(GOAL):
For the copy, please give all of the data again exactly and leave the pictures out.

[Saved entries]
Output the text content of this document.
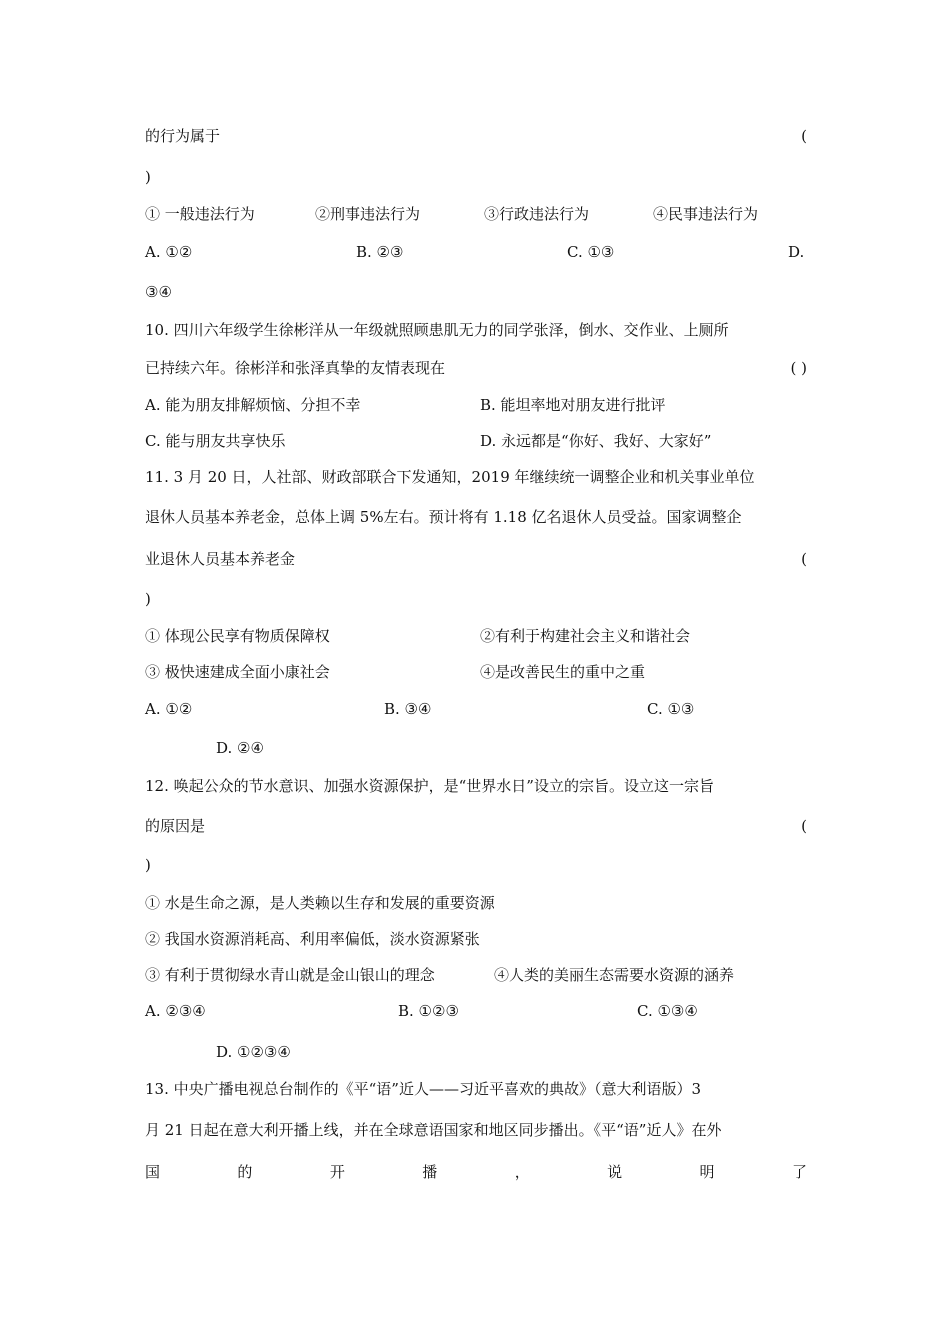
的行为属于	(
)
① 一般违法行为	②刑事违法行为	③行政违法行为	④民事违法行为
A. ①②	B. ②③	C. ①③	D.
③④
10. 四川六年级学生徐彬洋从一年级就照顾患肌无力的同学张泽，倒水、交作业、上厕所
已持续六年。徐彬洋和张泽真挚的友情表现在	( )
A. 能为朋友排解烦恼、分担不幸	B. 能坦率地对朋友进行批评
C. 能与朋友共享快乐	D. 永远都是“你好、我好、大家好”
11. 3 月 20 日，人社部、财政部联合下发通知，2019 年继续统一调整企业和机关事业单位
退休人员基本养老金，总体上调 5%左右。预计将有 1.18 亿名退休人员受益。国家调整企
业退休人员基本养老金	(
)
① 体现公民享有物质保障权	②有利于构建社会主义和谐社会
③ 极快速建成全面小康社会	④是改善民生的重中之重
A. ①②	B. ③④	C. ①③
D. ②④
12. 唤起公众的节水意识、加强水资源保护，是“世界水日”设立的宗旨。设立这一宗旨
的原因是	(
)
① 水是生命之源，是人类赖以生存和发展的重要资源
② 我国水资源消耗高、利用率偏低，淡水资源紧张
③ 有利于贯彻绿水青山就是金山银山的理念	④人类的美丽生态需要水资源的涵养
A. ②③④	B. ①②③	C. ①③④
D. ①②③④
13. 中央广播电视总台制作的《平“语”近人——习近平喜欢的典故》（意大利语版）3
月 21 日起在意大利开播上线，并在全球意语国家和地区同步播出。《平“语”近人》在外
国	的	开	播	，	说	明	了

(RESULT FOR THIS TASK):
Output the text content of this document.
的行为属于	(
)
① 一般违法行为	②刑事违法行为	③行政违法行为	④民事违法行为
A. ①②	B. ②③	C. ①③	D.
③④
10. 四川六年级学生徐彬洋从一年级就照顾患肌无力的同学张泽，倒水、交作业、上厕所
已持续六年。徐彬洋和张泽真挚的友情表现在	( )
A. 能为朋友排解烦恼、分担不幸	B. 能坦率地对朋友进行批评
C. 能与朋友共享快乐	D. 永远都是“你好、我好、大家好”
11. 3 月 20 日，人社部、财政部联合下发通知，2019 年继续统一调整企业和机关事业单位
退休人员基本养老金，总体上调 5%左右。预计将有 1.18 亿名退休人员受益。国家调整企
业退休人员基本养老金	(
)
① 体现公民享有物质保障权	②有利于构建社会主义和谐社会
③ 极快速建成全面小康社会	④是改善民生的重中之重
A. ①②	B. ③④	C. ①③
D. ②④
12. 唤起公众的节水意识、加强水资源保护，是“世界水日”设立的宗旨。设立这一宗旨
的原因是	(
)
① 水是生命之源，是人类赖以生存和发展的重要资源
② 我国水资源消耗高、利用率偏低，淡水资源紧张
③ 有利于贯彻绿水青山就是金山银山的理念	④人类的美丽生态需要水资源的涵养
A. ②③④	B. ①②③	C. ①③④
D. ①②③④
13. 中央广播电视总台制作的《平“语”近人——习近平喜欢的典故》（意大利语版）3
月 21 日起在意大利开播上线，并在全球意语国家和地区同步播出。《平“语”近人》在外
国	的	开	播	，	说	明	了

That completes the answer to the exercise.